• [Set task] Records follow. Pull out every line that contains "Colabora".

(Recorded data)
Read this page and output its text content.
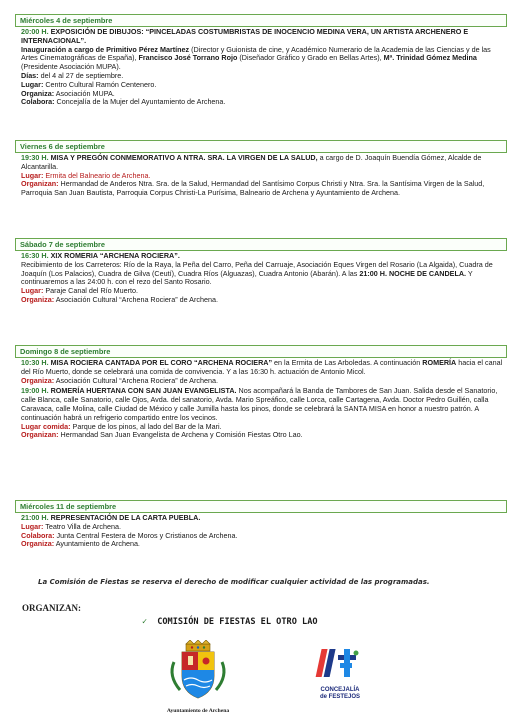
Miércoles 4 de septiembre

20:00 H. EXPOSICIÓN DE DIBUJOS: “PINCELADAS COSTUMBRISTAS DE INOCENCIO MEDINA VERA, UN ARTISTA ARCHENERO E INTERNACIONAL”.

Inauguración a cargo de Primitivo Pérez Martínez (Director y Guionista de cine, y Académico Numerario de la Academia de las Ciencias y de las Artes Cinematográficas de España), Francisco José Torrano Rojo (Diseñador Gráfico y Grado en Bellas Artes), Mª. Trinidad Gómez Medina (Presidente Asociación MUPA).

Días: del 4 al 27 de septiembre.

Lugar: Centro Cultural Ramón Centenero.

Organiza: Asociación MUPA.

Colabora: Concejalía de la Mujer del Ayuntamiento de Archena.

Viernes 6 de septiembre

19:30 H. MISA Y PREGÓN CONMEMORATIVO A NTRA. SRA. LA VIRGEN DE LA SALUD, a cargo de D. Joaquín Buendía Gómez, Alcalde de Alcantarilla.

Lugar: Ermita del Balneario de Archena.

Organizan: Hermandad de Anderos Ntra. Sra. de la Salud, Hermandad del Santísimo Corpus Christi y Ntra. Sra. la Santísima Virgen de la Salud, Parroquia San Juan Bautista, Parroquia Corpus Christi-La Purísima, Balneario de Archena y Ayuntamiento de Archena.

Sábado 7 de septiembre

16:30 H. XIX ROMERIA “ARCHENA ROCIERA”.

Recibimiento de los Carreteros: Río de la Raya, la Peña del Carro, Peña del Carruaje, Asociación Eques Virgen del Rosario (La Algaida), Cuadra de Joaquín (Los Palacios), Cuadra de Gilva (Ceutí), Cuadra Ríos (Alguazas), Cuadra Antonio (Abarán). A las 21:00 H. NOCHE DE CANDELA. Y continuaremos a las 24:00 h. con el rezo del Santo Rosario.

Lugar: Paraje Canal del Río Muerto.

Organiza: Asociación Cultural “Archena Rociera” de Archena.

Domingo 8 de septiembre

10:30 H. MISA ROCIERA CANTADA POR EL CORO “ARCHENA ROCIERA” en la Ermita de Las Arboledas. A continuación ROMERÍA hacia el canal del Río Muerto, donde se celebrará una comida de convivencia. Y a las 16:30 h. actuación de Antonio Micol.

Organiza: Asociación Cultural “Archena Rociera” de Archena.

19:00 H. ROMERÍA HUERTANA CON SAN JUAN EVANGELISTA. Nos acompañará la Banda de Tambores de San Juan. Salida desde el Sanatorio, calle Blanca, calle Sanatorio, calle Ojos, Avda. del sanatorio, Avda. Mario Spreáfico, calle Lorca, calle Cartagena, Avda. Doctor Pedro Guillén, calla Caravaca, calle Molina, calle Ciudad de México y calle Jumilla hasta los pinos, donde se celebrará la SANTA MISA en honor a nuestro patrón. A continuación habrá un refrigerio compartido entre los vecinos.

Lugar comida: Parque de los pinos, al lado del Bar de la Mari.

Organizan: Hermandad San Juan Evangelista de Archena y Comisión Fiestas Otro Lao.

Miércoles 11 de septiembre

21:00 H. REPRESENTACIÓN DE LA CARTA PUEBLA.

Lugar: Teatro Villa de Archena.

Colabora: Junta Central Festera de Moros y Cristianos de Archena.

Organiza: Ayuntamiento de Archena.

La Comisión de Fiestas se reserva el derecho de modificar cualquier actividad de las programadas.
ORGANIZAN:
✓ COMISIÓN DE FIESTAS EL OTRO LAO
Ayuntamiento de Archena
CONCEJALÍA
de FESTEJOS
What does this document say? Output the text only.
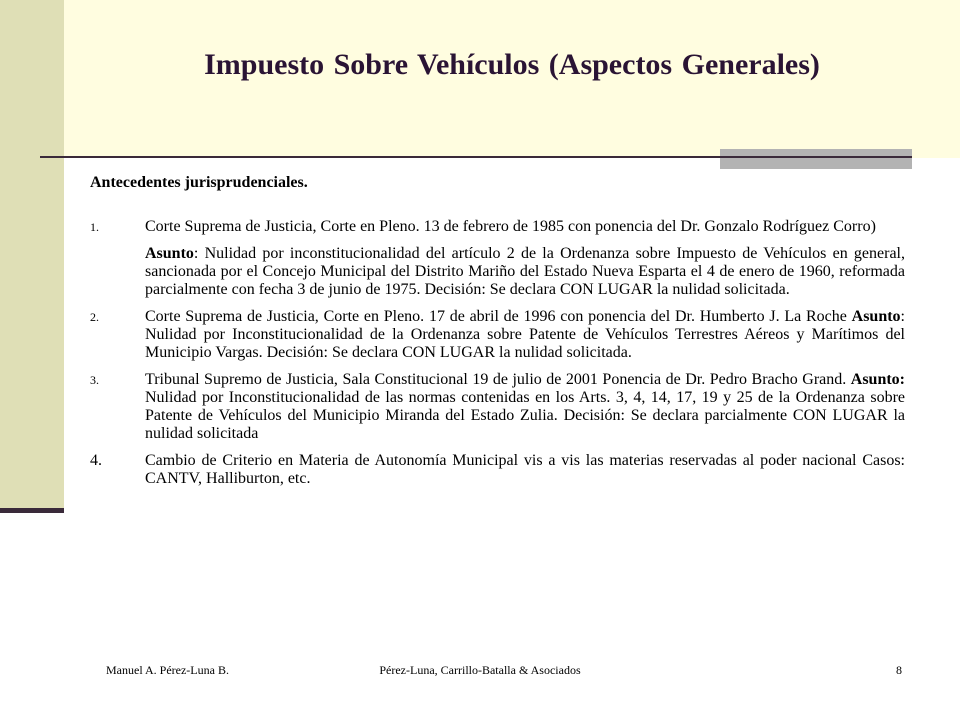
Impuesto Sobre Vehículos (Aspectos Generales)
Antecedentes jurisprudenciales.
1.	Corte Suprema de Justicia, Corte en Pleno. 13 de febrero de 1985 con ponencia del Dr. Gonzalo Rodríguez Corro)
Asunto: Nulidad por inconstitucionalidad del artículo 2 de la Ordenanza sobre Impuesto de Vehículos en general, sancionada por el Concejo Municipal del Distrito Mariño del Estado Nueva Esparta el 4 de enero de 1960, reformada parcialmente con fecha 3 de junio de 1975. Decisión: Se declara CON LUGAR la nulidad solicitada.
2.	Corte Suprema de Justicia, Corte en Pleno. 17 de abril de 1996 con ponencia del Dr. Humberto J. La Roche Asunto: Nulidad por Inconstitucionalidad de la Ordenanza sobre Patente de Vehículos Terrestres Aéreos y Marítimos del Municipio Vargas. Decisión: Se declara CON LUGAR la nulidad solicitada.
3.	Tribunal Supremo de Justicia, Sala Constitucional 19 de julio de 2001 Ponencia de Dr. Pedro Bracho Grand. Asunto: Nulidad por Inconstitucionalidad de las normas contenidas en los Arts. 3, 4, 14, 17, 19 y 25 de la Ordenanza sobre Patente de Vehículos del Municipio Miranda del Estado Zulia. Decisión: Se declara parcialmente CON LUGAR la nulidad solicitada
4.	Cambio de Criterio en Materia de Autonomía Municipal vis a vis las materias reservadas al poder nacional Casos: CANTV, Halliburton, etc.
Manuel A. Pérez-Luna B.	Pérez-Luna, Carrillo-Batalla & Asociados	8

• [Solution for this exercise]
Colabora: Concejalía de la Mujer del Ayuntamiento de Archena.
Colabora: Junta Central Festera de Moros y Cristianos de Archena.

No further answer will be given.